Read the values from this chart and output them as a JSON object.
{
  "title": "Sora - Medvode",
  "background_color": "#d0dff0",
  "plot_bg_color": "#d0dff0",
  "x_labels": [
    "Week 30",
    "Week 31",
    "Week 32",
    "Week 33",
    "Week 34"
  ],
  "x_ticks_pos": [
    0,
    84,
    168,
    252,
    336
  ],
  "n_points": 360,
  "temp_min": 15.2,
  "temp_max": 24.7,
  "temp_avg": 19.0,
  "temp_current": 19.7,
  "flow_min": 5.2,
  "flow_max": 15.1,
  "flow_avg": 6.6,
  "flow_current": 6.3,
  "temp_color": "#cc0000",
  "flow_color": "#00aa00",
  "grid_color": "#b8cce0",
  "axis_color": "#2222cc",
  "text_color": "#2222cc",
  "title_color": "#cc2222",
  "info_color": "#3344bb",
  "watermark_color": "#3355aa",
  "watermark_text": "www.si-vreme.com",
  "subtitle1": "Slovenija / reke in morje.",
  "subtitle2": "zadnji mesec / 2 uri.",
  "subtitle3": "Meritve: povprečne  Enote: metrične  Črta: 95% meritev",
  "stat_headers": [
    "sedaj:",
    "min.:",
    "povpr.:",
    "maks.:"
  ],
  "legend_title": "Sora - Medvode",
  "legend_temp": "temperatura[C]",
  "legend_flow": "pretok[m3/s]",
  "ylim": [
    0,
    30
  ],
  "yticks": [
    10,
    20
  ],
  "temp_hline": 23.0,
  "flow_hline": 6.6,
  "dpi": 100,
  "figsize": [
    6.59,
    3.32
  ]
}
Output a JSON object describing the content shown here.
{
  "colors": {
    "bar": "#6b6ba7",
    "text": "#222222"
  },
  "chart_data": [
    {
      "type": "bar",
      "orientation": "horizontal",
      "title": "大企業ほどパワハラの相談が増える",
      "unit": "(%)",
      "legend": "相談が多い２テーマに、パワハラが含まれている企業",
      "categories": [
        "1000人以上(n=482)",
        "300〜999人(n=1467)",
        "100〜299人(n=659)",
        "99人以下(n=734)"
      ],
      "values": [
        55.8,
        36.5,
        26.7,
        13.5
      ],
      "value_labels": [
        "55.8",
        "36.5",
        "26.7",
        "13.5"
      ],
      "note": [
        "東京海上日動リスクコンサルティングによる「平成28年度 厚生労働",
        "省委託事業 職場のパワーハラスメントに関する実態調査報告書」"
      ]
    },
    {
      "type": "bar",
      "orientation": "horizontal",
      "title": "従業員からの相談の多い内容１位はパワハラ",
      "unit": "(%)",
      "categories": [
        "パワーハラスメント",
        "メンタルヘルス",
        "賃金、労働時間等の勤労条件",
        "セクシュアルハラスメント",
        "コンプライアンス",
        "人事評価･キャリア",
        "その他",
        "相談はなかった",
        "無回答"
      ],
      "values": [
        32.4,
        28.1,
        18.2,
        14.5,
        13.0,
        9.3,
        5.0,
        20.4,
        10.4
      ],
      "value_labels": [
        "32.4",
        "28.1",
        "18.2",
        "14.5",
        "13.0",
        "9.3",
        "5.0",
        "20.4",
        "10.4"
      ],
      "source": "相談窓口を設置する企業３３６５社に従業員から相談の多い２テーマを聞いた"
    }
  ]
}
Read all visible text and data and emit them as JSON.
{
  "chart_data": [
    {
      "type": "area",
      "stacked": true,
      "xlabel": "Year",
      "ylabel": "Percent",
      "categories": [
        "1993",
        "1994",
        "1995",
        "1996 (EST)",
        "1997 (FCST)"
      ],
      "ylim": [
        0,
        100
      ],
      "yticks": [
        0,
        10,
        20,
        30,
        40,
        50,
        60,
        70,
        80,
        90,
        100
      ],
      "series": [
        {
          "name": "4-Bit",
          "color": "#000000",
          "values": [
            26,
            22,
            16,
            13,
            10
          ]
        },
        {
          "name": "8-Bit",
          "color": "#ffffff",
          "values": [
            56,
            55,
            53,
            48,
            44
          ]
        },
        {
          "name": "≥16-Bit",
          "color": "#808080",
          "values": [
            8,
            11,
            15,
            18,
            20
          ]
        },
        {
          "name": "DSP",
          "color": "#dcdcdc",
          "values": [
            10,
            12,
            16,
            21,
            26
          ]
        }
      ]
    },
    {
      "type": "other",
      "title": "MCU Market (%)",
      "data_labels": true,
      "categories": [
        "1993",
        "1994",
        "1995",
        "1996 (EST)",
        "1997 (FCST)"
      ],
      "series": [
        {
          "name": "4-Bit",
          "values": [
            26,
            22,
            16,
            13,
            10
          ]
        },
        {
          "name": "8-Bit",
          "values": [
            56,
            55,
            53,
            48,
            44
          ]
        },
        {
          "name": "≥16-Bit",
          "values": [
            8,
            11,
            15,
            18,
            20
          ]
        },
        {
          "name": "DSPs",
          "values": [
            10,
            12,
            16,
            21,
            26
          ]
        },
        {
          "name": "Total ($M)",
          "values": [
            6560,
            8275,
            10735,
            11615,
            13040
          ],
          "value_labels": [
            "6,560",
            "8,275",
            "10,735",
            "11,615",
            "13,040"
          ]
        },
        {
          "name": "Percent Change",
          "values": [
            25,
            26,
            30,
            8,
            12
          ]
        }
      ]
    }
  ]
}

WHAT THE TASK REQUIRES – Show all lines from the listing above in which "Medvode" appears.

EXERCISE RESULT –
  "title": "Sora - Medvode",
  "legend_title": "Sora - Medvode",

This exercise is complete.